Tasks to complete:
1. According to the passage on the C++ text encoding API, what is a std::error_condition used to signal?
2. Continue the passage on the C++ text encoding result types, starting after its final sentence.

Text to read:
>> BEGIN

The comments give some small amount of examples about what each one means. The reason 0 is used to signal success is very simple: the next part of the API creates an encoding_error_category class and hooks up the machinery for a std::error_condition:

namespace std {

	template <>
	class is_error_condition_enum< encoding_errc > : true_type {};

	class encoding_error_category : public error_category {
	public:
		constexpr encoding_error_category() noexcept;

		virtual const char* name() const noexcept override;
		virtual string message(int condition) const override;
	};

}

This allows the creation of a std::error_condition, which is used to signal platform-independent error codes.

3.2.2. Result Types

The result types are the glue that help users who use the low level interface loop through their text properly. It returns updated ranges of both the input and output to indicate how far things have been moved along, on top of an error_code and whether or not the result came from an error being handled:

namespace std { namespace text {

	template <typename Input, typename Output, typename State>
	class encode_result {
		Input input;
		Output output;
		State& state;
		encoding_errc error_code;
		bool handled_error;

		template <typename InRange, typename OutRange, typename EncodingState>
		constexpr encode_result(InRange&& input, OutRange&& output, 
			EncodingState&& state, encoding_errc error_code = encoding_errc::ok);

		template <typename InRange, typename OutRange, typename EncodingState>
		constexpr encode_result(InRange&& input, OutRange&& output, 
			EncodingState&& state, encoding_errc error_code, bool handled_error);

		constexpr std::error_condition error() const;
	};

	template <typename Input, typename Output, typename State>
	class decode_result {
		Input input;
		Output output;
		State& state;
		encoding_errc error_code;
		bool handled_error;

		template <typename InRange, typename OutRange, typename EncodingState>
		constexpr decode_result(InRange&& input, OutRange&& output, 
			EncodingState&& state, encoding_errc error_code = encoding_errc::ok);

		template <typename InRange, typename OutRange, typename EncodingState>
		constexpr decode_result(InRange&& input, OutRange&& output, 
			EncodingState&& state, encoding_errc error_code, bool handled_error);

		constexpr std::error_condition error() const;
	};

}}

There is a lot to unpack here. There are two essentially identical structures: std::encode_result and std::decode_result. These contain the input range, the output range, a reference to the encoding’s current state, the error code and whether or not the error handler was invoked. The bool error_handled is important because some error handlers may change the error_code member to std::text::encoding_errc::ok, indicating that things are fine (e.g., a replacement character was successfully inserted into the output stream to replace a bad character).

>> END

Information provided:
>> BEGIN

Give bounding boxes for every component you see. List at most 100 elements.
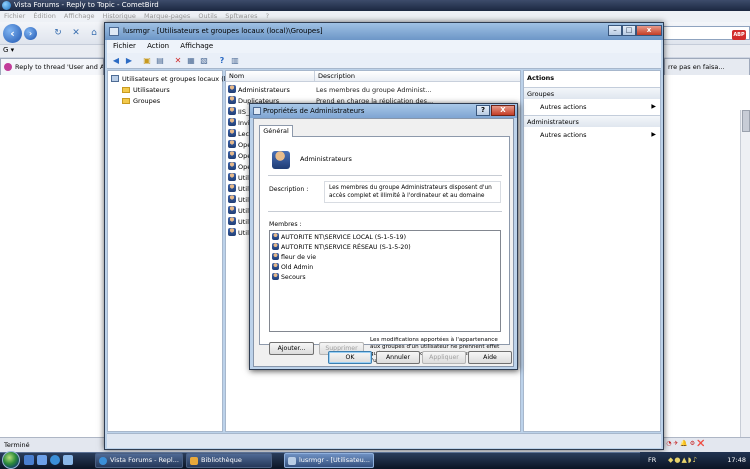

>> END

Per-task answers:
1. Platform-independent error codes.

2.
Having 2 differently-named types with much the same interface is paramount to allow an error_handler callable to know how to interpret some errors and whether to try to insert code units into the output stream or code points into the output stream (encoding means code units into output, decoding means code points into the output). If the structures were merged, we would lose this information at compile-time and have to attempt to coerce that information out by examining the value_type and reference types of the output range. Unfortunately, it is not foolproof because neither the input range or output ranges need to exactly dereference to exactly Encoding::code_unit or Encoding::code_point types, just things convertible to / from them.

To start, let’s examine the input and output ranges.

3.2.2.1. Input and Output Ranges

These are essentially the ranges moved forward as much or as little as the encoding needed to for reading from the input, converting, and writing to the output. It also solves the problem of obtaining maximal speed based on checking if the destination is filled or if the input is exhausted: unbounded_view works well since its comparison sentinel always returns the literal "false" bool on comparison, meaning that any compiler beyond the typical -O0 / /Od / etc. levels of optimization will cull those branches of code out.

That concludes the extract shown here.